[start of Records shown]
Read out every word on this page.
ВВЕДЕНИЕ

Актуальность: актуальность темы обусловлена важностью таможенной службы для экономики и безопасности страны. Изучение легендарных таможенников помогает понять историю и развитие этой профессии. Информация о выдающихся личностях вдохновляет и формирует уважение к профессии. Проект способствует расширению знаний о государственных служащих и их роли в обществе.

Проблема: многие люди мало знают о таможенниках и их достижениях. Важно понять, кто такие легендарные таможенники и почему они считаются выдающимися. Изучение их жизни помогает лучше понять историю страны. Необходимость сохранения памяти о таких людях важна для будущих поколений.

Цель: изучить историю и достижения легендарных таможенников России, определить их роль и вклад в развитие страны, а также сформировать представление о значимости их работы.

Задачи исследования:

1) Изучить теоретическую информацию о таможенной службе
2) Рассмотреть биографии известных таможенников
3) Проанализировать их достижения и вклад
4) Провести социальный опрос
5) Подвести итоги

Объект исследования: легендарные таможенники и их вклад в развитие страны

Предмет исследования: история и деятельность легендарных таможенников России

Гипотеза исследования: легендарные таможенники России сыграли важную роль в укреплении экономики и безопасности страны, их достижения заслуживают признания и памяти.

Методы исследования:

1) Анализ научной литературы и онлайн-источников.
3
[end of Records shown]
[start of Records shown]
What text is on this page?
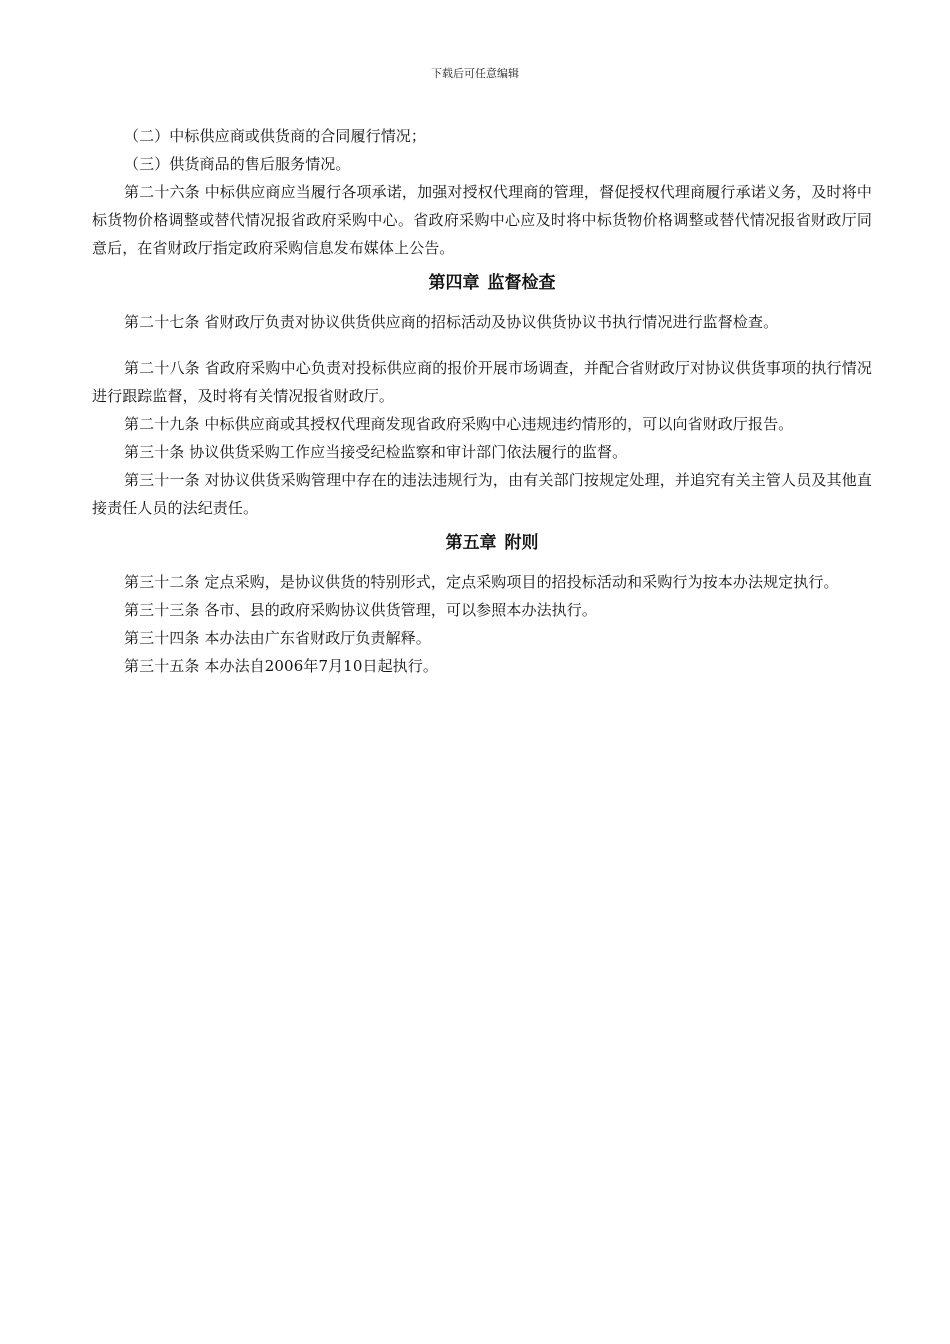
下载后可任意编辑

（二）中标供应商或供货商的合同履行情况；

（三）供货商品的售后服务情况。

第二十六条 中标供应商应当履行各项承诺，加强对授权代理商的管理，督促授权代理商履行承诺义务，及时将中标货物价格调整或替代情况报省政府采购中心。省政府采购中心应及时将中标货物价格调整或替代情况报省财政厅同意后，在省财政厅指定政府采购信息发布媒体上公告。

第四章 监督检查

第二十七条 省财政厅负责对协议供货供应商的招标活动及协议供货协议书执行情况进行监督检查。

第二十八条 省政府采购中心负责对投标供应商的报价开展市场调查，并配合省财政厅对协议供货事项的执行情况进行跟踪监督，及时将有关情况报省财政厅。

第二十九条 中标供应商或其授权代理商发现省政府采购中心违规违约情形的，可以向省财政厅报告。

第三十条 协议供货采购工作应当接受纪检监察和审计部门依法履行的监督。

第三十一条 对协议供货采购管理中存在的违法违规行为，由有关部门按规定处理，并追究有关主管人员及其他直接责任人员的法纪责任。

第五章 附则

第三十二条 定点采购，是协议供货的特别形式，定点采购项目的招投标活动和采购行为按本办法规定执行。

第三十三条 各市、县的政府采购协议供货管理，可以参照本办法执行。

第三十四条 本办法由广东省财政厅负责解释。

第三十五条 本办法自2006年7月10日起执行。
[end of Records shown]
§ Exercise description: Count how many lines of the data include the word "России". Your reply should be that number alone.

§ Written reply: 3